What is expected
Reproduce the listing below without changes, except that pictures are left out.

Extracted data entries

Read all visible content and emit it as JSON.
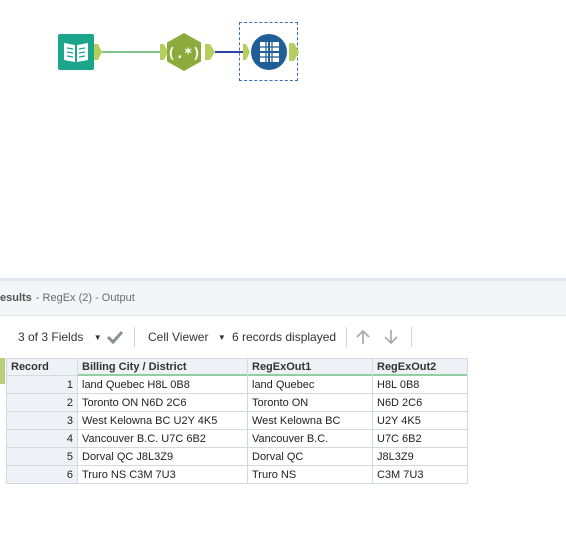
{
  "results": {
    "title": "esults",
    "subtitle": "- RegEx (2) - Output"
  },
  "toolbar": {
    "fields_label": "3 of 3 Fields",
    "viewer_label": "Cell Viewer",
    "records_label": "6 records displayed"
  },
  "grid": {
    "columns": [
      "Record",
      "Billing City / District",
      "RegExOut1",
      "RegExOut2"
    ],
    "rows": [
      [
        "1",
        "land Quebec H8L 0B8",
        "land Quebec",
        "H8L 0B8"
      ],
      [
        "2",
        "Toronto ON N6D 2C6",
        "Toronto ON",
        "N6D 2C6"
      ],
      [
        "3",
        "West Kelowna BC U2Y 4K5",
        "West Kelowna BC",
        "U2Y 4K5"
      ],
      [
        "4",
        "Vancouver B.C. U7C 6B2",
        "Vancouver B.C.",
        "U7C 6B2"
      ],
      [
        "5",
        "Dorval QC J8L3Z9",
        "Dorval QC",
        "J8L3Z9"
      ],
      [
        "6",
        "Truro NS C3M 7U3",
        "Truro NS",
        "C3M 7U3"
      ]
    ]
  },
  "colors": {
    "input_tool": "#1ba58a",
    "regex_tool": "#8dab3c",
    "browse_tool": "#1d5f96",
    "connector_green": "#7fc58a",
    "connector_blue": "#2e3fa8",
    "anchor": "#b6cf5c"
  },
  "icons": {
    "input_tool": "book-icon",
    "regex_tool": "regex-icon",
    "browse_tool": "browse-icon",
    "fields_dropdown": "chevron-down-icon",
    "apply": "check-icon",
    "viewer_dropdown": "chevron-down-icon",
    "prev": "arrow-up-icon",
    "next": "arrow-down-icon"
  }
}
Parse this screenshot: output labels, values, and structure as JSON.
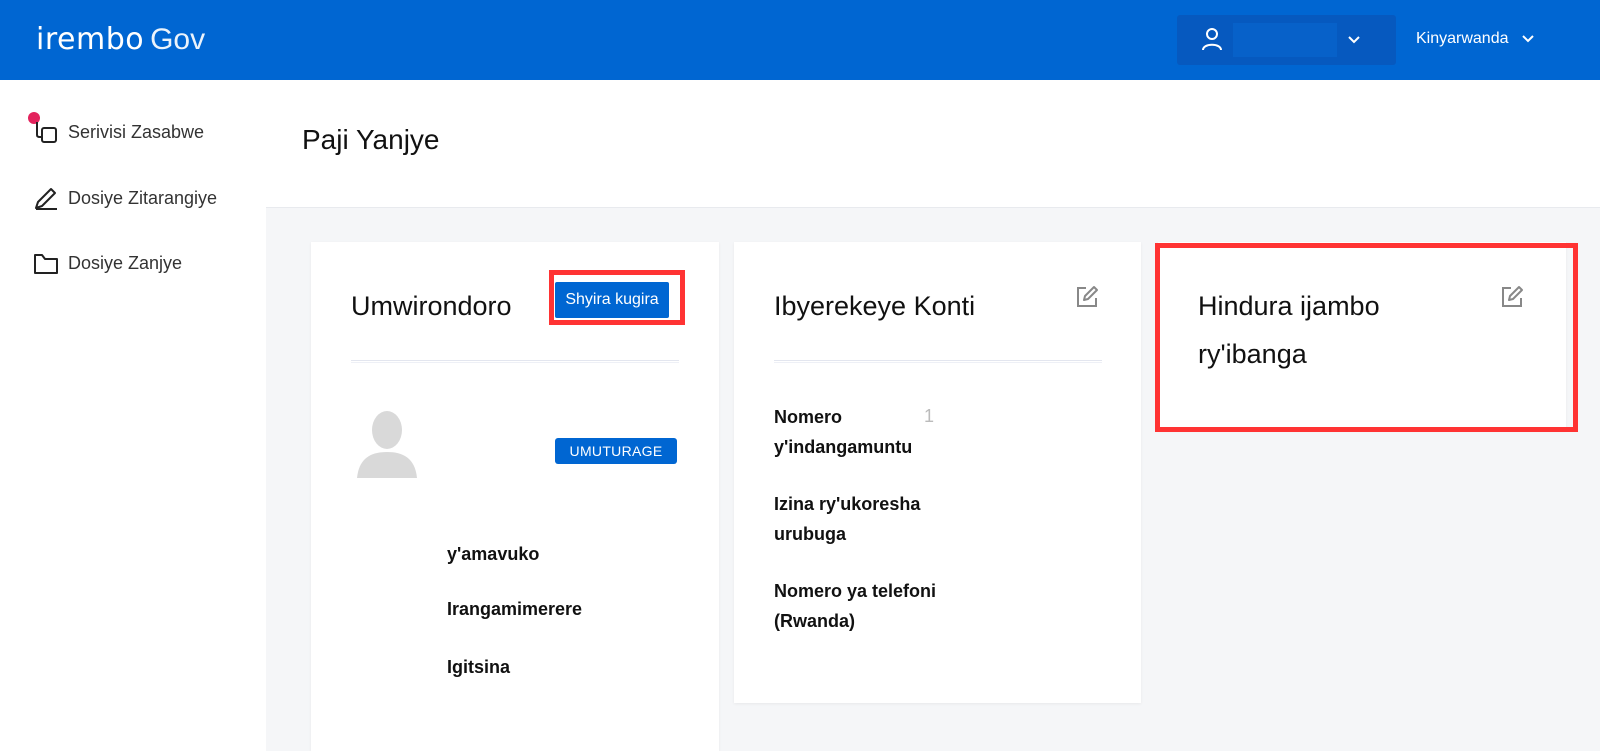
{
  "header": {
    "logo_main": "irembo",
    "logo_sub": "Gov",
    "language": "Kinyarwanda"
  },
  "sidebar": {
    "items": [
      {
        "label": "Serivisi Zasabwe",
        "icon": "copy-icon"
      },
      {
        "label": "Dosiye Zitarangiye",
        "icon": "pen-icon"
      },
      {
        "label": "Dosiye Zanjye",
        "icon": "folder-icon"
      }
    ]
  },
  "page": {
    "title": "Paji Yanjye"
  },
  "profile_card": {
    "title": "Umwirondoro",
    "update_button": "Shyira kugira",
    "role_badge": "UMUTURAGE",
    "fields": [
      "y'amavuko",
      "Irangamimerere",
      "Igitsina"
    ]
  },
  "account_card": {
    "title": "Ibyerekeye Konti",
    "fields": [
      {
        "label_line1": "Nomero",
        "label_line2": "y'indangamuntu",
        "value": "1"
      },
      {
        "label_line1": "Izina ry'ukoresha",
        "label_line2": "urubuga",
        "value": ""
      },
      {
        "label_line1": "Nomero ya telefoni",
        "label_line2": "(Rwanda)",
        "value": ""
      }
    ]
  },
  "password_card": {
    "title_line1": "Hindura ijambo",
    "title_line2": "ry'ibanga"
  },
  "colors": {
    "brand_blue": "#0066d2",
    "highlight_red": "#ff3333",
    "notification_pink": "#e3235d"
  }
}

Solution to this task
Read all visible content and emit it as JSON.
{
  "results": {
    "title": "esults",
    "subtitle": "- RegEx (2) - Output"
  },
  "toolbar": {
    "fields_label": "3 of 3 Fields",
    "viewer_label": "Cell Viewer",
    "records_label": "6 records displayed"
  },
  "grid": {
    "columns": [
      "Record",
      "Billing City / District",
      "RegExOut1",
      "RegExOut2"
    ],
    "rows": [
      [
        "1",
        "land Quebec H8L 0B8",
        "land Quebec",
        "H8L 0B8"
      ],
      [
        "2",
        "Toronto ON N6D 2C6",
        "Toronto ON",
        "N6D 2C6"
      ],
      [
        "3",
        "West Kelowna BC U2Y 4K5",
        "West Kelowna BC",
        "U2Y 4K5"
      ],
      [
        "4",
        "Vancouver B.C. U7C 6B2",
        "Vancouver B.C.",
        "U7C 6B2"
      ],
      [
        "5",
        "Dorval QC J8L3Z9",
        "Dorval QC",
        "J8L3Z9"
      ],
      [
        "6",
        "Truro NS C3M 7U3",
        "Truro NS",
        "C3M 7U3"
      ]
    ]
  },
  "colors": {
    "input_tool": "#1ba58a",
    "regex_tool": "#8dab3c",
    "browse_tool": "#1d5f96",
    "connector_green": "#7fc58a",
    "connector_blue": "#2e3fa8",
    "anchor": "#b6cf5c"
  },
  "icons": {
    "input_tool": "book-icon",
    "regex_tool": "regex-icon",
    "browse_tool": "browse-icon",
    "fields_dropdown": "chevron-down-icon",
    "apply": "check-icon",
    "viewer_dropdown": "chevron-down-icon",
    "prev": "arrow-up-icon",
    "next": "arrow-down-icon"
  }
}
Parse this screenshot: output labels, values, and structure as JSON.
{
  "header": {
    "logo_main": "irembo",
    "logo_sub": "Gov",
    "language": "Kinyarwanda"
  },
  "sidebar": {
    "items": [
      {
        "label": "Serivisi Zasabwe",
        "icon": "copy-icon"
      },
      {
        "label": "Dosiye Zitarangiye",
        "icon": "pen-icon"
      },
      {
        "label": "Dosiye Zanjye",
        "icon": "folder-icon"
      }
    ]
  },
  "page": {
    "title": "Paji Yanjye"
  },
  "profile_card": {
    "title": "Umwirondoro",
    "update_button": "Shyira kugira",
    "role_badge": "UMUTURAGE",
    "fields": [
      "y'amavuko",
      "Irangamimerere",
      "Igitsina"
    ]
  },
  "account_card": {
    "title": "Ibyerekeye Konti",
    "fields": [
      {
        "label_line1": "Nomero",
        "label_line2": "y'indangamuntu",
        "value": "1"
      },
      {
        "label_line1": "Izina ry'ukoresha",
        "label_line2": "urubuga",
        "value": ""
      },
      {
        "label_line1": "Nomero ya telefoni",
        "label_line2": "(Rwanda)",
        "value": ""
      }
    ]
  },
  "password_card": {
    "title_line1": "Hindura ijambo",
    "title_line2": "ry'ibanga"
  },
  "colors": {
    "brand_blue": "#0066d2",
    "highlight_red": "#ff3333",
    "notification_pink": "#e3235d"
  }
}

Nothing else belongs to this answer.